** START OF The data **
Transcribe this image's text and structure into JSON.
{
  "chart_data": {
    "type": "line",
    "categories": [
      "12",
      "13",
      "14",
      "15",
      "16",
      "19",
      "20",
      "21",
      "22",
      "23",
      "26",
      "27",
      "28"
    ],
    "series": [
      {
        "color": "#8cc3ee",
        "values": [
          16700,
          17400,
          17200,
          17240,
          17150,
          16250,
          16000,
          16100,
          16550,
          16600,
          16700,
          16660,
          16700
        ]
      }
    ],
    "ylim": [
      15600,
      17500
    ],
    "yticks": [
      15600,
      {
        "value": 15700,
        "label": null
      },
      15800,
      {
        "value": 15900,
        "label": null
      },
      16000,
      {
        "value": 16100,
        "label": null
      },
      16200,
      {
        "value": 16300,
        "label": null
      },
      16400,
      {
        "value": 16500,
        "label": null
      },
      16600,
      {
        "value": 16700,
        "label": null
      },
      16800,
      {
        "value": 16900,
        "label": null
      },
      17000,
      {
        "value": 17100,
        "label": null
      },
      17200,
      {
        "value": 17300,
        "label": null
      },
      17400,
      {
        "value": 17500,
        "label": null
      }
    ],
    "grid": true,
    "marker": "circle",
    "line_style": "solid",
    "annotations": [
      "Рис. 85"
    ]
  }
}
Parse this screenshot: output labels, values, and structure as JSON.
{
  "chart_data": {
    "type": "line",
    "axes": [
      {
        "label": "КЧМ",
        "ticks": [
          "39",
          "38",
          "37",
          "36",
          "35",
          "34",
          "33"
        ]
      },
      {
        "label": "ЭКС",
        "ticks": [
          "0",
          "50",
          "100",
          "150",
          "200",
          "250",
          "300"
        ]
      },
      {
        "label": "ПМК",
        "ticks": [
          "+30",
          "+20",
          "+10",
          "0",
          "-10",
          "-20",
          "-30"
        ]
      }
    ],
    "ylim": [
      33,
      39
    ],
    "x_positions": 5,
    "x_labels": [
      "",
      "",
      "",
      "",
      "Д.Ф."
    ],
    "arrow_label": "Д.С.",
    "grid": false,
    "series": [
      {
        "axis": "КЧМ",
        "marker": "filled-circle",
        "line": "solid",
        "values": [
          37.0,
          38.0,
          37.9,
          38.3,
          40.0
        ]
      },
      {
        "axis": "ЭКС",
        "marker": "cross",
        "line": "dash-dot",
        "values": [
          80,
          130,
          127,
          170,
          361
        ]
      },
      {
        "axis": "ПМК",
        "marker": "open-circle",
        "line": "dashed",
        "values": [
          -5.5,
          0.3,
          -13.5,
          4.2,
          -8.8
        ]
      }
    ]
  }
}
** END OF The data **
Problem description:
Above are some records; repeat all of them exactly.

Right answer:
Transcribe this image's text and structure into JSON.
{
  "chart_data": {
    "type": "line",
    "categories": [
      "12",
      "13",
      "14",
      "15",
      "16",
      "19",
      "20",
      "21",
      "22",
      "23",
      "26",
      "27",
      "28"
    ],
    "series": [
      {
        "color": "#8cc3ee",
        "values": [
          16700,
          17400,
          17200,
          17240,
          17150,
          16250,
          16000,
          16100,
          16550,
          16600,
          16700,
          16660,
          16700
        ]
      }
    ],
    "ylim": [
      15600,
      17500
    ],
    "yticks": [
      15600,
      {
        "value": 15700,
        "label": null
      },
      15800,
      {
        "value": 15900,
        "label": null
      },
      16000,
      {
        "value": 16100,
        "label": null
      },
      16200,
      {
        "value": 16300,
        "label": null
      },
      16400,
      {
        "value": 16500,
        "label": null
      },
      16600,
      {
        "value": 16700,
        "label": null
      },
      16800,
      {
        "value": 16900,
        "label": null
      },
      17000,
      {
        "value": 17100,
        "label": null
      },
      17200,
      {
        "value": 17300,
        "label": null
      },
      17400,
      {
        "value": 17500,
        "label": null
      }
    ],
    "grid": true,
    "marker": "circle",
    "line_style": "solid",
    "annotations": [
      "Рис. 85"
    ]
  }
}
Parse this screenshot: output labels, values, and structure as JSON.
{
  "chart_data": {
    "type": "line",
    "axes": [
      {
        "label": "КЧМ",
        "ticks": [
          "39",
          "38",
          "37",
          "36",
          "35",
          "34",
          "33"
        ]
      },
      {
        "label": "ЭКС",
        "ticks": [
          "0",
          "50",
          "100",
          "150",
          "200",
          "250",
          "300"
        ]
      },
      {
        "label": "ПМК",
        "ticks": [
          "+30",
          "+20",
          "+10",
          "0",
          "-10",
          "-20",
          "-30"
        ]
      }
    ],
    "ylim": [
      33,
      39
    ],
    "x_positions": 5,
    "x_labels": [
      "",
      "",
      "",
      "",
      "Д.Ф."
    ],
    "arrow_label": "Д.С.",
    "grid": false,
    "series": [
      {
        "axis": "КЧМ",
        "marker": "filled-circle",
        "line": "solid",
        "values": [
          37.0,
          38.0,
          37.9,
          38.3,
          40.0
        ]
      },
      {
        "axis": "ЭКС",
        "marker": "cross",
        "line": "dash-dot",
        "values": [
          80,
          130,
          127,
          170,
          361
        ]
      },
      {
        "axis": "ПМК",
        "marker": "open-circle",
        "line": "dashed",
        "values": [
          -5.5,
          0.3,
          -13.5,
          4.2,
          -8.8
        ]
      }
    ]
  }
}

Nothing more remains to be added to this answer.